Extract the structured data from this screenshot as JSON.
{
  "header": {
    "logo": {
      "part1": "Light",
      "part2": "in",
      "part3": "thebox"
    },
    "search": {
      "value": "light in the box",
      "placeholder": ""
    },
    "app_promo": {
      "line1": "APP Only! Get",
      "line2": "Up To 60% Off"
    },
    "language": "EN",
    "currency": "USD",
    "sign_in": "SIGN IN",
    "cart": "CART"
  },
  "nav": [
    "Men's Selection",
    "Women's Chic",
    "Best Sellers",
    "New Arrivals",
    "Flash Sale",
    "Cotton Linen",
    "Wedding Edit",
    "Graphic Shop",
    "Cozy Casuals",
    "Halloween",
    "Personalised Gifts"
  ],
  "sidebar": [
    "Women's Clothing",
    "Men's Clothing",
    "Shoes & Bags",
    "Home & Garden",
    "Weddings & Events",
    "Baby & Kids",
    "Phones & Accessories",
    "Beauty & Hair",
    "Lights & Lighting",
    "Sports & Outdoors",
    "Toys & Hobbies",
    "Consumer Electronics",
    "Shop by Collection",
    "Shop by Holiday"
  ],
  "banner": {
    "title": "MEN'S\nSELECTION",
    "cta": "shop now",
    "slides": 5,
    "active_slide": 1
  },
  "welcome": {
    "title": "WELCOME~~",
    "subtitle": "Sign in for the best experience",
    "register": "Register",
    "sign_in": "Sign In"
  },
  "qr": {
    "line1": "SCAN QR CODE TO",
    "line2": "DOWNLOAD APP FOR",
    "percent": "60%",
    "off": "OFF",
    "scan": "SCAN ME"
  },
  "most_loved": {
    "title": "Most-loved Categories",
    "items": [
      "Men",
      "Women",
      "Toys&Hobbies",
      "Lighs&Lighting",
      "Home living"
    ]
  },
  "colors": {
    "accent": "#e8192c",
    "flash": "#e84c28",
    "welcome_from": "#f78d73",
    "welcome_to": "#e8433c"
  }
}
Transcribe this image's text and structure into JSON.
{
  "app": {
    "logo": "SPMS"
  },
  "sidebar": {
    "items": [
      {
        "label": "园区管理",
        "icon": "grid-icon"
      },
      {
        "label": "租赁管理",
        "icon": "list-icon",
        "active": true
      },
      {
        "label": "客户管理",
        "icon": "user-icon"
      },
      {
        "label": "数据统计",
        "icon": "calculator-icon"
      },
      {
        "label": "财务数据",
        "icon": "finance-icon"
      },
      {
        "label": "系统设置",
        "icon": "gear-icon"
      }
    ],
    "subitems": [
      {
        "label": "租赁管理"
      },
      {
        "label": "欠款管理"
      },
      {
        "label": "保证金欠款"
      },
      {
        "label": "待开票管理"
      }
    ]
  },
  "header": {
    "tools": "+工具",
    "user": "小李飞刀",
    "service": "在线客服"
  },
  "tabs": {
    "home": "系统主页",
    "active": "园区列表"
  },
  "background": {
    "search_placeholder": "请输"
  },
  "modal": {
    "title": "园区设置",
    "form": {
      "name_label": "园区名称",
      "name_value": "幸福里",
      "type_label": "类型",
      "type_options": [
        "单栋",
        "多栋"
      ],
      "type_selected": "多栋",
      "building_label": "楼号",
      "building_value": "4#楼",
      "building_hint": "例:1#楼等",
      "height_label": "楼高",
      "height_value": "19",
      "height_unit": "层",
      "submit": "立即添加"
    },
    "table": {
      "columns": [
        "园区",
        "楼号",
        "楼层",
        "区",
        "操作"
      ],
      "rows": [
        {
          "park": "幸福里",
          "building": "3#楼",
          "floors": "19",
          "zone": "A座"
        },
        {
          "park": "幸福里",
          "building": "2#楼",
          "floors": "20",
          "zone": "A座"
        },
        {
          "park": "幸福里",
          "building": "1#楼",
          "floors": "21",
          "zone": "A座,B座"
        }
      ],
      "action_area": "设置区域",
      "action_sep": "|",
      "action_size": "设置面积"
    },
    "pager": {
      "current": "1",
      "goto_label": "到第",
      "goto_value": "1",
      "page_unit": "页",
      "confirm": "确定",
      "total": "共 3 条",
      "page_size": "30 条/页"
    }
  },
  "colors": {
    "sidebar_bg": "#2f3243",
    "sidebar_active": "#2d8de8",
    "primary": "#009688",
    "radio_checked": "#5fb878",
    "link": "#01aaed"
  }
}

### Exercise aim
Exact output of every entry is required.

### Answer to the task
Extract the structured data from this screenshot as JSON.
{
  "header": {
    "logo": {
      "part1": "Light",
      "part2": "in",
      "part3": "thebox"
    },
    "search": {
      "value": "light in the box",
      "placeholder": ""
    },
    "app_promo": {
      "line1": "APP Only! Get",
      "line2": "Up To 60% Off"
    },
    "language": "EN",
    "currency": "USD",
    "sign_in": "SIGN IN",
    "cart": "CART"
  },
  "nav": [
    "Men's Selection",
    "Women's Chic",
    "Best Sellers",
    "New Arrivals",
    "Flash Sale",
    "Cotton Linen",
    "Wedding Edit",
    "Graphic Shop",
    "Cozy Casuals",
    "Halloween",
    "Personalised Gifts"
  ],
  "sidebar": [
    "Women's Clothing",
    "Men's Clothing",
    "Shoes & Bags",
    "Home & Garden",
    "Weddings & Events",
    "Baby & Kids",
    "Phones & Accessories",
    "Beauty & Hair",
    "Lights & Lighting",
    "Sports & Outdoors",
    "Toys & Hobbies",
    "Consumer Electronics",
    "Shop by Collection",
    "Shop by Holiday"
  ],
  "banner": {
    "title": "MEN'S\nSELECTION",
    "cta": "shop now",
    "slides": 5,
    "active_slide": 1
  },
  "welcome": {
    "title": "WELCOME~~",
    "subtitle": "Sign in for the best experience",
    "register": "Register",
    "sign_in": "Sign In"
  },
  "qr": {
    "line1": "SCAN QR CODE TO",
    "line2": "DOWNLOAD APP FOR",
    "percent": "60%",
    "off": "OFF",
    "scan": "SCAN ME"
  },
  "most_loved": {
    "title": "Most-loved Categories",
    "items": [
      "Men",
      "Women",
      "Toys&Hobbies",
      "Lighs&Lighting",
      "Home living"
    ]
  },
  "colors": {
    "accent": "#e8192c",
    "flash": "#e84c28",
    "welcome_from": "#f78d73",
    "welcome_to": "#e8433c"
  }
}
Transcribe this image's text and structure into JSON.
{
  "app": {
    "logo": "SPMS"
  },
  "sidebar": {
    "items": [
      {
        "label": "园区管理",
        "icon": "grid-icon"
      },
      {
        "label": "租赁管理",
        "icon": "list-icon",
        "active": true
      },
      {
        "label": "客户管理",
        "icon": "user-icon"
      },
      {
        "label": "数据统计",
        "icon": "calculator-icon"
      },
      {
        "label": "财务数据",
        "icon": "finance-icon"
      },
      {
        "label": "系统设置",
        "icon": "gear-icon"
      }
    ],
    "subitems": [
      {
        "label": "租赁管理"
      },
      {
        "label": "欠款管理"
      },
      {
        "label": "保证金欠款"
      },
      {
        "label": "待开票管理"
      }
    ]
  },
  "header": {
    "tools": "+工具",
    "user": "小李飞刀",
    "service": "在线客服"
  },
  "tabs": {
    "home": "系统主页",
    "active": "园区列表"
  },
  "background": {
    "search_placeholder": "请输"
  },
  "modal": {
    "title": "园区设置",
    "form": {
      "name_label": "园区名称",
      "name_value": "幸福里",
      "type_label": "类型",
      "type_options": [
        "单栋",
        "多栋"
      ],
      "type_selected": "多栋",
      "building_label": "楼号",
      "building_value": "4#楼",
      "building_hint": "例:1#楼等",
      "height_label": "楼高",
      "height_value": "19",
      "height_unit": "层",
      "submit": "立即添加"
    },
    "table": {
      "columns": [
        "园区",
        "楼号",
        "楼层",
        "区",
        "操作"
      ],
      "rows": [
        {
          "park": "幸福里",
          "building": "3#楼",
          "floors": "19",
          "zone": "A座"
        },
        {
          "park": "幸福里",
          "building": "2#楼",
          "floors": "20",
          "zone": "A座"
        },
        {
          "park": "幸福里",
          "building": "1#楼",
          "floors": "21",
          "zone": "A座,B座"
        }
      ],
      "action_area": "设置区域",
      "action_sep": "|",
      "action_size": "设置面积"
    },
    "pager": {
      "current": "1",
      "goto_label": "到第",
      "goto_value": "1",
      "page_unit": "页",
      "confirm": "确定",
      "total": "共 3 条",
      "page_size": "30 条/页"
    }
  },
  "colors": {
    "sidebar_bg": "#2f3243",
    "sidebar_active": "#2d8de8",
    "primary": "#009688",
    "radio_checked": "#5fb878",
    "link": "#01aaed"
  }
}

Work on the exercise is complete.